• CONSIGNE
Veuillez réécrire toutes les entrées ci-dessous en une liste JSON de chaînes, à raison d'une chaîne par ligne, sans les lignes vides.

╔══

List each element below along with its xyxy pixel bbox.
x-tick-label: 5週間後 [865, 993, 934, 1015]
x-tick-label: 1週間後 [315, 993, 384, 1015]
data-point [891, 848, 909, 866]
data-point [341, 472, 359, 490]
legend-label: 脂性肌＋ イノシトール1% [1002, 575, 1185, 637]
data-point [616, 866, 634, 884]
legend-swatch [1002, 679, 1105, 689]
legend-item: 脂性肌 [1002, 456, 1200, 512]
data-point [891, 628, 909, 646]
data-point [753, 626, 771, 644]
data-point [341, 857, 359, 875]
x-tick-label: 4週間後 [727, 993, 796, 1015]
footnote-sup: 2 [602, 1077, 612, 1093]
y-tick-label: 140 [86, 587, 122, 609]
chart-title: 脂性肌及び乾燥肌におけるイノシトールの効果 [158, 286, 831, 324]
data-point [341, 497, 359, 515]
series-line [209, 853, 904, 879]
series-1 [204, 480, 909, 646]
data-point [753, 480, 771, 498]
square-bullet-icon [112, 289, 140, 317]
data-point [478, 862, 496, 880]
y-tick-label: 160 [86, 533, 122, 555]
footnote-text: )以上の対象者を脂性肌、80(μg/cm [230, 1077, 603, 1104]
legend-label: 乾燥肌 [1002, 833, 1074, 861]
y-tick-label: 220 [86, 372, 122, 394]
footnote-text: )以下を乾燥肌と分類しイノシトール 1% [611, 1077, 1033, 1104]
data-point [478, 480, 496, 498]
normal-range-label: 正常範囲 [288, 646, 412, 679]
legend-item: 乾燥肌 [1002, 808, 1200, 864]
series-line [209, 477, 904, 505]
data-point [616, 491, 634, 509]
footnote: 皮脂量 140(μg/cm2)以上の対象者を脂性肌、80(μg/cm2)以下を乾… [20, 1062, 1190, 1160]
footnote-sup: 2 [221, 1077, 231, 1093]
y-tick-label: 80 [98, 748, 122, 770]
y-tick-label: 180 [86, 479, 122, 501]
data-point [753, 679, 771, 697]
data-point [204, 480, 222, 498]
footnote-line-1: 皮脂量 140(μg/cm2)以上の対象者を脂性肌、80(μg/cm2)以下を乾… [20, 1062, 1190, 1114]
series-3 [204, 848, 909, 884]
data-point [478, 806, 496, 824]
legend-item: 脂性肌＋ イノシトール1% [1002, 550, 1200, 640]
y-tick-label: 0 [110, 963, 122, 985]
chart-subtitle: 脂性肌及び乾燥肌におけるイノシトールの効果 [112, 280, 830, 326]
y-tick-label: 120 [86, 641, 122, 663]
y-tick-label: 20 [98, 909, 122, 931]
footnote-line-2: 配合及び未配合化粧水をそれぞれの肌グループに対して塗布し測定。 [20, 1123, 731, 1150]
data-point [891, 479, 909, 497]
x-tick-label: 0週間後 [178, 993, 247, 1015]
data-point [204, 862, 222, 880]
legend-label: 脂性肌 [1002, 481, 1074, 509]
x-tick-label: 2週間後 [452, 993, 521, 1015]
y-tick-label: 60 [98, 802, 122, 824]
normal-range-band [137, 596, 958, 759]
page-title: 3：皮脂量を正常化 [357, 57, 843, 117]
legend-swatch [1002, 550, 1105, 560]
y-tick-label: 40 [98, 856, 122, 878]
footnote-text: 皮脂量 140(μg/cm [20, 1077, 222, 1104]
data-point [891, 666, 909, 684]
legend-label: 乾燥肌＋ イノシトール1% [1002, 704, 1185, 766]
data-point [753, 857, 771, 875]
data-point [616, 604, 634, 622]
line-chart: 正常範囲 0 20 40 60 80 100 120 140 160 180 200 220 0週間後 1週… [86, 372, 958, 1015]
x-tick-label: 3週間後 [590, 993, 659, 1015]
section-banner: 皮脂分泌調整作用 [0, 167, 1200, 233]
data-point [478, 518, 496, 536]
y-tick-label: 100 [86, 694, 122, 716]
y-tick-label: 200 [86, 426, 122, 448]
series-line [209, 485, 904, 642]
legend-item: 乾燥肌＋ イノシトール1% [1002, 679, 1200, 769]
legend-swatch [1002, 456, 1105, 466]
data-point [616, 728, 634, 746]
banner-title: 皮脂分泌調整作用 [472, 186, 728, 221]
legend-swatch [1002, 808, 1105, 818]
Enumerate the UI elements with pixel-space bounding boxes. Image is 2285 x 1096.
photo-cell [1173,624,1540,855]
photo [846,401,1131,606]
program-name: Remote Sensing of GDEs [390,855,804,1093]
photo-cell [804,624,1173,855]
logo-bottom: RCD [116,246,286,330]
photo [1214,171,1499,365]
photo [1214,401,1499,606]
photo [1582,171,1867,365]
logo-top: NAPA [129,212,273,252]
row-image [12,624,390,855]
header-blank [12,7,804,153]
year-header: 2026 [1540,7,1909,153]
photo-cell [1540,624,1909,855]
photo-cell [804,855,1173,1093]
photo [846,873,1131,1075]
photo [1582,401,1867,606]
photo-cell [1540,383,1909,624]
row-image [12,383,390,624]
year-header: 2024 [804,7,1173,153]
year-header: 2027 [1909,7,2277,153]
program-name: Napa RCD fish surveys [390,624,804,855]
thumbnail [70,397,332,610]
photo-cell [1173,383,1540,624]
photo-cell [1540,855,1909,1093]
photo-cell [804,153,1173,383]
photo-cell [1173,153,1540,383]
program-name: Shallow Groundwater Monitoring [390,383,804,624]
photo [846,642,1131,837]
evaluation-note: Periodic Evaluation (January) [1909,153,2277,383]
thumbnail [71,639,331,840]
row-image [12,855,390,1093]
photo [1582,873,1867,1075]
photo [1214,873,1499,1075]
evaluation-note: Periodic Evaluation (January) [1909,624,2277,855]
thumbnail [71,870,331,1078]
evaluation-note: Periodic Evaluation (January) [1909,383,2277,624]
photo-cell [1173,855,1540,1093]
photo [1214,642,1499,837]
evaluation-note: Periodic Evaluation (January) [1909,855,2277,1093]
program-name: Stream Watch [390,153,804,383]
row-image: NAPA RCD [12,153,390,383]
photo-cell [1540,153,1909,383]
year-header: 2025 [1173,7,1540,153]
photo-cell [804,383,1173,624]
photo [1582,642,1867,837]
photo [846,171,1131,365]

╚══

• CORRIGÉ
[
  "List each element below along with its xyxy pixel bbox.",
  "x-tick-label: 5週間後 [865, 993, 934, 1015]",
  "x-tick-label: 1週間後 [315, 993, 384, 1015]",
  "data-point [891, 848, 909, 866]",
  "data-point [341, 472, 359, 490]",
  "legend-label: 脂性肌＋ イノシトール1% [1002, 575, 1185, 637]",
  "data-point [616, 866, 634, 884]",
  "legend-swatch [1002, 679, 1105, 689]",
  "legend-item: 脂性肌 [1002, 456, 1200, 512]",
  "data-point [891, 628, 909, 646]",
  "data-point [753, 626, 771, 644]",
  "data-point [341, 857, 359, 875]",
  "x-tick-label: 4週間後 [727, 993, 796, 1015]",
  "footnote-sup: 2 [602, 1077, 612, 1093]",
  "y-tick-label: 140 [86, 587, 122, 609]",
  "chart-title: 脂性肌及び乾燥肌におけるイノシトールの効果 [158, 286, 831, 324]",
  "data-point [341, 497, 359, 515]",
  "series-line [209, 853, 904, 879]",
  "series-1 [204, 480, 909, 646]",
  "data-point [753, 480, 771, 498]",
  "square-bullet-icon [112, 289, 140, 317]",
  "data-point [478, 862, 496, 880]",
  "y-tick-label: 160 [86, 533, 122, 555]",
  "footnote-text: )以上の対象者を脂性肌、80(μg/cm [230, 1077, 603, 1104]",
  "legend-label: 乾燥肌 [1002, 833, 1074, 861]",
  "y-tick-label: 220 [86, 372, 122, 394]",
  "footnote-text: )以下を乾燥肌と分類しイノシトール 1% [611, 1077, 1033, 1104]",
  "data-point [478, 480, 496, 498]",
  "normal-range-label: 正常範囲 [288, 646, 412, 679]",
  "legend-item: 乾燥肌 [1002, 808, 1200, 864]",
  "series-line [209, 477, 904, 505]",
  "data-point [616, 491, 634, 509]",
  "footnote: 皮脂量 140(μg/cm2)以上の対象者を脂性肌、80(μg/cm2)以下を乾… [20, 1062, 1190, 1160]",
  "footnote-sup: 2 [221, 1077, 231, 1093]",
  "y-tick-label: 80 [98, 748, 122, 770]",
  "y-tick-label: 180 [86, 479, 122, 501]",
  "data-point [753, 679, 771, 697]",
  "data-point [204, 480, 222, 498]",
  "footnote-line-1: 皮脂量 140(μg/cm2)以上の対象者を脂性肌、80(μg/cm2)以下を乾… [20, 1062, 1190, 1114]",
  "series-3 [204, 848, 909, 884]",
  "data-point [478, 806, 496, 824]",
  "legend-item: 脂性肌＋ イノシトール1% [1002, 550, 1200, 640]",
  "y-tick-label: 0 [110, 963, 122, 985]",
  "chart-subtitle: 脂性肌及び乾燥肌におけるイノシトールの効果 [112, 280, 830, 326]",
  "y-tick-label: 120 [86, 641, 122, 663]",
  "y-tick-label: 20 [98, 909, 122, 931]",
  "footnote-line-2: 配合及び未配合化粧水をそれぞれの肌グループに対して塗布し測定。 [20, 1123, 731, 1150]",
  "data-point [891, 479, 909, 497]",
  "x-tick-label: 0週間後 [178, 993, 247, 1015]",
  "data-point [204, 862, 222, 880]",
  "legend-label: 脂性肌 [1002, 481, 1074, 509]",
  "x-tick-label: 2週間後 [452, 993, 521, 1015]",
  "y-tick-label: 60 [98, 802, 122, 824]",
  "normal-range-band [137, 596, 958, 759]",
  "page-title: 3：皮脂量を正常化 [357, 57, 843, 117]",
  "legend-swatch [1002, 550, 1105, 560]",
  "y-tick-label: 40 [98, 856, 122, 878]",
  "footnote-text: 皮脂量 140(μg/cm [20, 1077, 222, 1104]",
  "data-point [891, 666, 909, 684]",
  "legend-label: 乾燥肌＋ イノシトール1% [1002, 704, 1185, 766]",
  "data-point [753, 857, 771, 875]",
  "data-point [616, 604, 634, 622]",
  "line-chart: 正常範囲 0 20 40 60 80 100 120 140 160 180 200 220 0週間後 1週… [86, 372, 958, 1015]",
  "x-tick-label: 3週間後 [590, 993, 659, 1015]",
  "section-banner: 皮脂分泌調整作用 [0, 167, 1200, 233]",
  "data-point [478, 518, 496, 536]",
  "y-tick-label: 100 [86, 694, 122, 716]",
  "y-tick-label: 200 [86, 426, 122, 448]",
  "series-line [209, 485, 904, 642]",
  "legend-item: 乾燥肌＋ イノシトール1% [1002, 679, 1200, 769]",
  "legend-swatch [1002, 456, 1105, 466]",
  "data-point [616, 728, 634, 746]",
  "banner-title: 皮脂分泌調整作用 [472, 186, 728, 221]",
  "legend-swatch [1002, 808, 1105, 818]",
  "Enumerate the UI elements with pixel-space bounding boxes. Image is 2285 x 1096.",
  "photo-cell [1173,624,1540,855]",
  "photo [846,401,1131,606]",
  "program-name: Remote Sensing of GDEs [390,855,804,1093]",
  "photo-cell [804,624,1173,855]",
  "logo-bottom: RCD [116,246,286,330]",
  "photo [1214,171,1499,365]",
  "photo [1214,401,1499,606]",
  "photo [1582,171,1867,365]",
  "logo-top: NAPA [129,212,273,252]",
  "row-image [12,624,390,855]",
  "header-blank [12,7,804,153]",
  "year-header: 2026 [1540,7,1909,153]",
  "photo-cell [1540,624,1909,855]",
  "photo-cell [804,855,1173,1093]",
  "photo [846,873,1131,1075]",
  "photo [1582,401,1867,606]",
  "photo-cell [1540,383,1909,624]",
  "row-image [12,383,390,624]",
  "year-header: 2024 [804,7,1173,153]",
  "year-header: 2027 [1909,7,2277,153]",
  "program-name: Napa RCD fish surveys [390,624,804,855]",
  "thumbnail [70,397,332,610]",
  "photo-cell [1173,383,1540,624]",
  "photo-cell [1540,855,1909,1093]",
  "photo-cell [804,153,1173,383]",
  "photo-cell [1173,153,1540,383]",
  "program-name: Shallow Groundwater Monitoring [390,383,804,624]",
  "photo [846,642,1131,837]",
  "evaluation-note: Periodic Evaluation (January) [1909,153,2277,383]",
  "thumbnail [71,639,331,840]",
  "row-image [12,855,390,1093]",
  "photo [1582,873,1867,1075]",
  "photo [1214,873,1499,1075]",
  "evaluation-note: Periodic Evaluation (January) [1909,624,2277,855]",
  "thumbnail [71,870,331,1078]",
  "evaluation-note: Periodic Evaluation (January) [1909,383,2277,624]",
  "photo-cell [1173,855,1540,1093]",
  "photo [1214,642,1499,837]",
  "evaluation-note: Periodic Evaluation (January) [1909,855,2277,1093]",
  "program-name: Stream Watch [390,153,804,383]",
  "row-image: NAPA RCD [12,153,390,383]",
  "photo-cell [1540,153,1909,383]",
  "year-header: 2025 [1173,7,1540,153]",
  "photo-cell [804,383,1173,624]",
  "photo [1582,642,1867,837]",
  "photo [846,171,1131,365]"
]